Data provided:
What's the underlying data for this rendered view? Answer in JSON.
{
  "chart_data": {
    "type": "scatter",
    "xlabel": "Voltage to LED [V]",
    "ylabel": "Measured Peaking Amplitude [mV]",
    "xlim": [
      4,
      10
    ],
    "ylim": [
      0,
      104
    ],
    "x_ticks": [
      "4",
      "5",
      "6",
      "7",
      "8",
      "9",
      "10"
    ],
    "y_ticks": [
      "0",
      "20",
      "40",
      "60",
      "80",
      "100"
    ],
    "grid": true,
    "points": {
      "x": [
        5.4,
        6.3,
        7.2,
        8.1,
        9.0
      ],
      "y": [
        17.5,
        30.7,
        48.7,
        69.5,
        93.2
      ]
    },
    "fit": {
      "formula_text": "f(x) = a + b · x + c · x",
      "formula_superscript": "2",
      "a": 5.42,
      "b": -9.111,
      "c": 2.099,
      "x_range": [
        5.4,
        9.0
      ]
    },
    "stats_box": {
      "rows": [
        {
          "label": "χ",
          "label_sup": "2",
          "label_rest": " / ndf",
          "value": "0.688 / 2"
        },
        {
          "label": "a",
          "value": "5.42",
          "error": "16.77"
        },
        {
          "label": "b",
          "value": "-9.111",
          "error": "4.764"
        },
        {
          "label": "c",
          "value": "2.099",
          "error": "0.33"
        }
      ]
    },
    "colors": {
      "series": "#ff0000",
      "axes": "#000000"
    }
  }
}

What you need to do:
Go through the preceding material and copy each line that has the word "value".

Solution to this exercise:
          "value": "0.688 / 2"
          "value": "5.42",
          "value": "-9.111",
          "value": "2.099",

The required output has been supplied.